◆ **TASK GOAL**:
Give the number of lines below that contain "every", with no other output.

━━ RECORDS SHOWN

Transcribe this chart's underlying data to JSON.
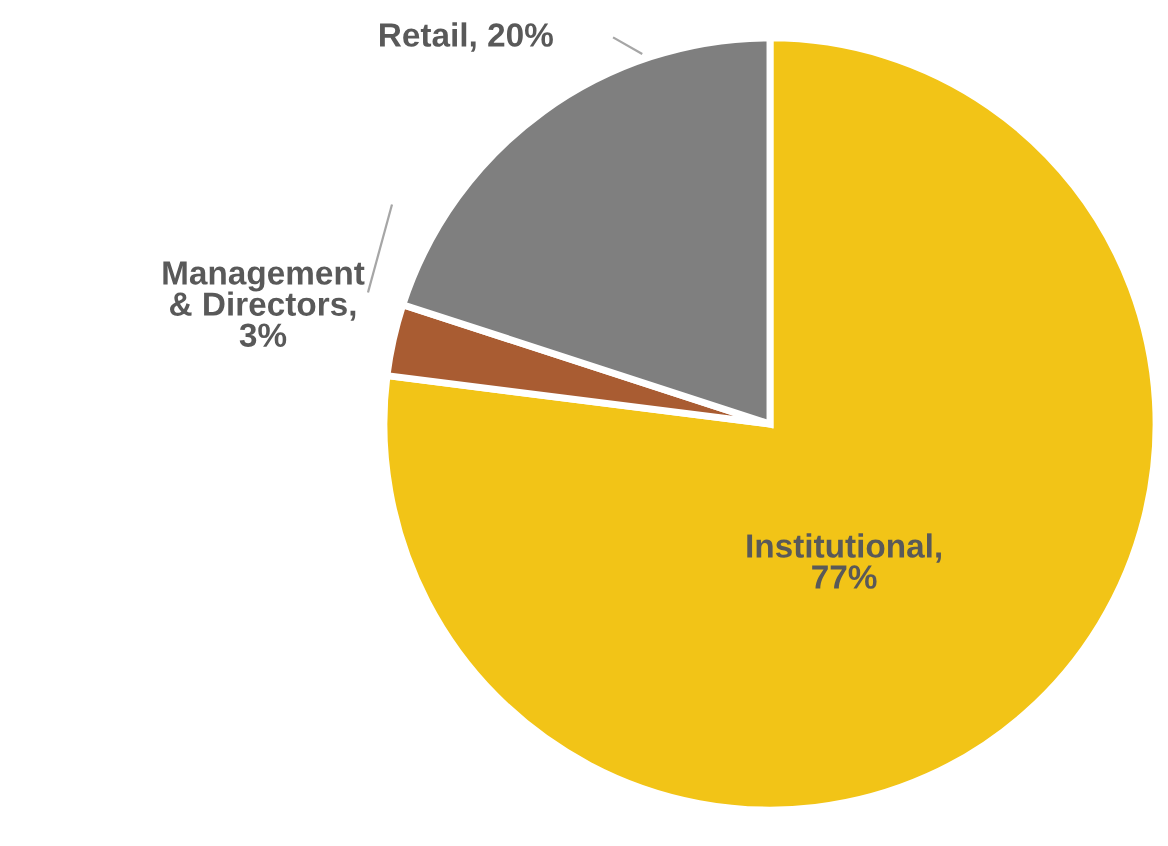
{
  "chart_data": {
    "type": "pie",
    "categories": [
      "Institutional",
      "Management & Directors",
      "Retail"
    ],
    "values": [
      77,
      3,
      20
    ],
    "colors": [
      "#f2c417",
      "#a95c32",
      "#7f7f7f"
    ],
    "value_labels": [
      ", 77%",
      ", 3%",
      ", 20%"
    ],
    "legend": false
  }
}
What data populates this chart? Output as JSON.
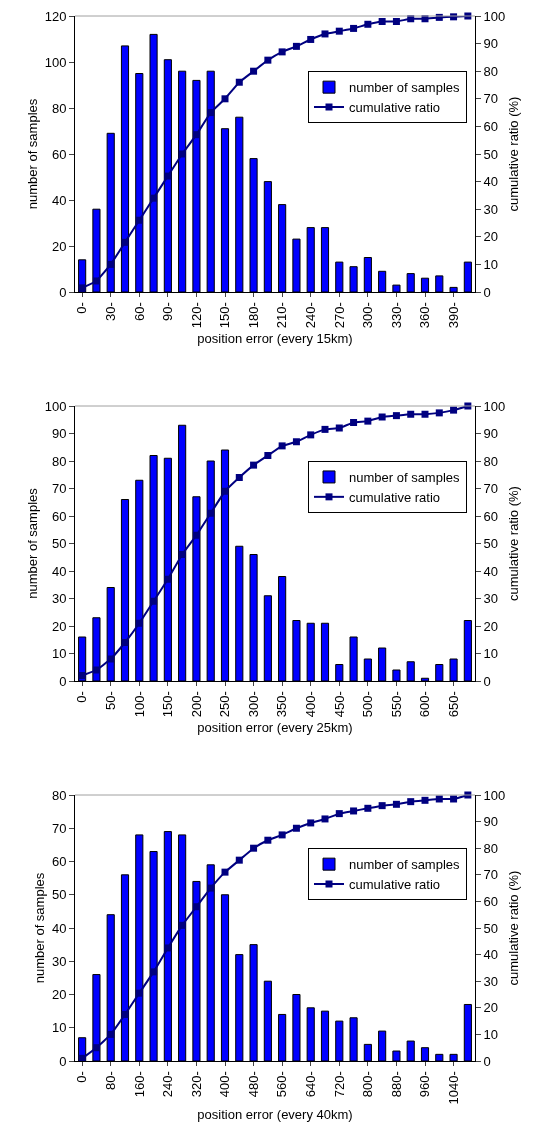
{
  "chart_data": [
    {
      "type": "bar",
      "xlabel": "position error (every 15km)",
      "ylabel": "number of samples",
      "y2label": "cumulative ratio (%)",
      "categories": [
        "0-",
        null,
        "30-",
        null,
        "60-",
        null,
        "90-",
        null,
        "120-",
        null,
        "150-",
        null,
        "180-",
        null,
        "210-",
        null,
        "240-",
        null,
        "270-",
        null,
        "300-",
        null,
        "330-",
        null,
        "360-",
        null,
        "390-",
        null
      ],
      "ylim": [
        0,
        120
      ],
      "yticks": [
        0,
        20,
        40,
        60,
        80,
        100,
        120
      ],
      "y2lim": [
        0,
        100
      ],
      "y2ticks": [
        0,
        10,
        20,
        30,
        40,
        50,
        60,
        70,
        80,
        90,
        100
      ],
      "legend": "right",
      "series": [
        {
          "name": "number of samples",
          "color": "#0000ff",
          "values": [
            14,
            36,
            69,
            107,
            95,
            112,
            101,
            96,
            92,
            96,
            71,
            76,
            58,
            48,
            38,
            23,
            28,
            28,
            13,
            11,
            15,
            9,
            3,
            8,
            6,
            7,
            2,
            13
          ]
        },
        {
          "name": "cumulative ratio",
          "type": "line",
          "axis": "y2",
          "color": "#000080",
          "marker": "square",
          "values": [
            1.5,
            4,
            10,
            18,
            26,
            34,
            42,
            50,
            57,
            65,
            70,
            76,
            80,
            84,
            87,
            89,
            91.5,
            93.5,
            94.5,
            95.5,
            97,
            98,
            98,
            99,
            99,
            99.5,
            99.7,
            100
          ]
        }
      ]
    },
    {
      "type": "bar",
      "xlabel": "position error (every 25km)",
      "ylabel": "number of samples",
      "y2label": "cumulative ratio (%)",
      "categories": [
        "0-",
        null,
        "50-",
        null,
        "100-",
        null,
        "150-",
        null,
        "200-",
        null,
        "250-",
        null,
        "300-",
        null,
        "350-",
        null,
        "400-",
        null,
        "450-",
        null,
        "500-",
        null,
        "550-",
        null,
        "600-",
        null,
        "650-",
        null
      ],
      "ylim": [
        0,
        100
      ],
      "yticks": [
        0,
        10,
        20,
        30,
        40,
        50,
        60,
        70,
        80,
        90,
        100
      ],
      "y2lim": [
        0,
        100
      ],
      "y2ticks": [
        0,
        10,
        20,
        30,
        40,
        50,
        60,
        70,
        80,
        90,
        100
      ],
      "legend": "right",
      "series": [
        {
          "name": "number of samples",
          "color": "#0000ff",
          "values": [
            16,
            23,
            34,
            66,
            73,
            82,
            81,
            93,
            67,
            80,
            84,
            49,
            46,
            31,
            38,
            22,
            21,
            21,
            6,
            16,
            8,
            12,
            4,
            7,
            1,
            6,
            8,
            22
          ]
        },
        {
          "name": "cumulative ratio",
          "type": "line",
          "axis": "y2",
          "color": "#000080",
          "marker": "square",
          "values": [
            2,
            4,
            8,
            14,
            21,
            29,
            37,
            46,
            53,
            61,
            69,
            74,
            78.5,
            82,
            85.5,
            87,
            89.5,
            91.5,
            92,
            94,
            94.5,
            96,
            96.5,
            97,
            97,
            97.5,
            98.5,
            100
          ]
        }
      ]
    },
    {
      "type": "bar",
      "xlabel": "position error (every 40km)",
      "ylabel": "number of samples",
      "y2label": "cumulative ratio (%)",
      "categories": [
        "0-",
        null,
        "80-",
        null,
        "160-",
        null,
        "240-",
        null,
        "320-",
        null,
        "400-",
        null,
        "480-",
        null,
        "560-",
        null,
        "640-",
        null,
        "720-",
        null,
        "800-",
        null,
        "880-",
        null,
        "960-",
        null,
        "1040-",
        null
      ],
      "ylim": [
        0,
        80
      ],
      "yticks": [
        0,
        10,
        20,
        30,
        40,
        50,
        60,
        70,
        80
      ],
      "y2lim": [
        0,
        100
      ],
      "y2ticks": [
        0,
        10,
        20,
        30,
        40,
        50,
        60,
        70,
        80,
        90,
        100
      ],
      "legend": "right",
      "series": [
        {
          "name": "number of samples",
          "color": "#0000ff",
          "values": [
            7,
            26,
            44,
            56,
            68,
            63,
            69,
            68,
            54,
            59,
            50,
            32,
            35,
            24,
            14,
            20,
            16,
            15,
            12,
            13,
            5,
            9,
            3,
            6,
            4,
            2,
            2,
            17
          ]
        },
        {
          "name": "cumulative ratio",
          "type": "line",
          "axis": "y2",
          "color": "#000080",
          "marker": "square",
          "values": [
            1,
            5,
            10,
            17.5,
            25.5,
            33.5,
            42.5,
            51,
            58,
            65,
            71,
            75.5,
            80,
            83,
            85,
            87.5,
            89.5,
            91,
            93,
            94,
            95,
            96,
            96.5,
            97.5,
            98,
            98.5,
            98.5,
            100
          ]
        }
      ]
    }
  ]
}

━━━━

◆ **FINAL RESULT**:
3